Return the entries below verbatim. Pictures stay out.

++++++

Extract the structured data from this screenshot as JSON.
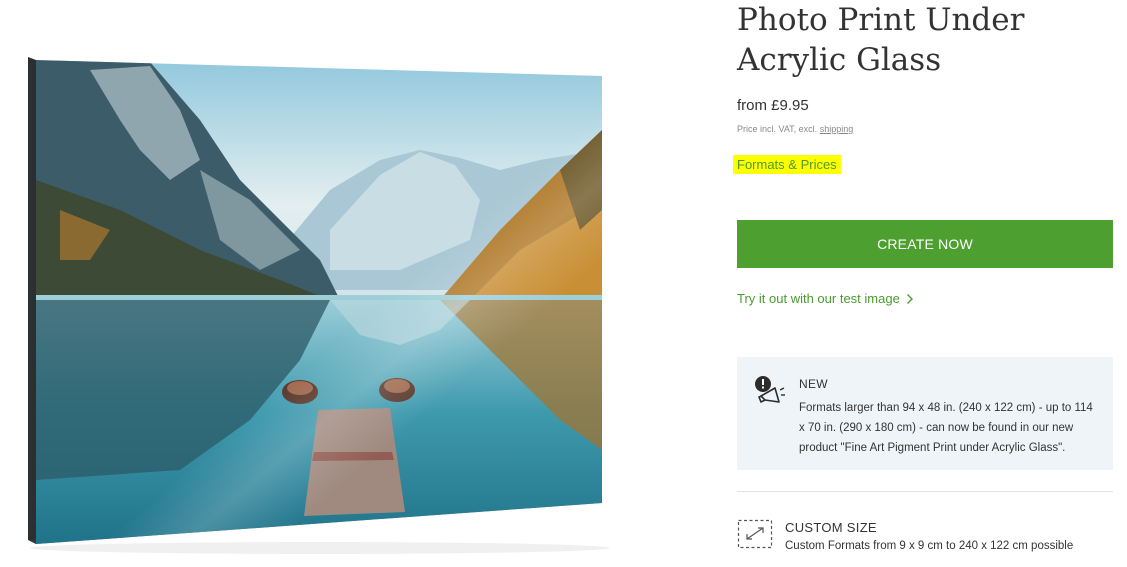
{
  "product": {
    "title": "Photo Print Under Acrylic Glass",
    "price": "from £9.95",
    "price_note_prefix": "Price incl. VAT, excl.",
    "price_note_link": "shipping",
    "formats_link": "Formats & Prices",
    "create_button": "CREATE NOW",
    "test_image_link": "Try it out with our test image"
  },
  "notice": {
    "heading": "NEW",
    "text": "Formats larger than 94 x 48 in. (240 x 122 cm) - up to 114 x 70 in. (290 x 180 cm) - can now be found in our new product \"Fine Art Pigment Print under Acrylic Glass\".",
    "icon": "megaphone-alert-icon"
  },
  "custom_size": {
    "heading": "CUSTOM SIZE",
    "text": "Custom Formats from 9 x 9 cm to 240 x 122 cm possible",
    "icon": "resize-frame-icon"
  },
  "colors": {
    "accent_green": "#4d9f2f",
    "link_green": "#4a9b2f",
    "highlight": "#ffff00",
    "notice_bg": "#eff4f8"
  }
}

++++++

TASK RESULT ::
Extract the structured data from this screenshot as JSON.
{
  "product": {
    "title": "Photo Print Under Acrylic Glass",
    "price": "from £9.95",
    "price_note_prefix": "Price incl. VAT, excl.",
    "price_note_link": "shipping",
    "formats_link": "Formats & Prices",
    "create_button": "CREATE NOW",
    "test_image_link": "Try it out with our test image"
  },
  "notice": {
    "heading": "NEW",
    "text": "Formats larger than 94 x 48 in. (240 x 122 cm) - up to 114 x 70 in. (290 x 180 cm) - can now be found in our new product \"Fine Art Pigment Print under Acrylic Glass\".",
    "icon": "megaphone-alert-icon"
  },
  "custom_size": {
    "heading": "CUSTOM SIZE",
    "text": "Custom Formats from 9 x 9 cm to 240 x 122 cm possible",
    "icon": "resize-frame-icon"
  },
  "colors": {
    "accent_green": "#4d9f2f",
    "link_green": "#4a9b2f",
    "highlight": "#ffff00",
    "notice_bg": "#eff4f8"
  }
}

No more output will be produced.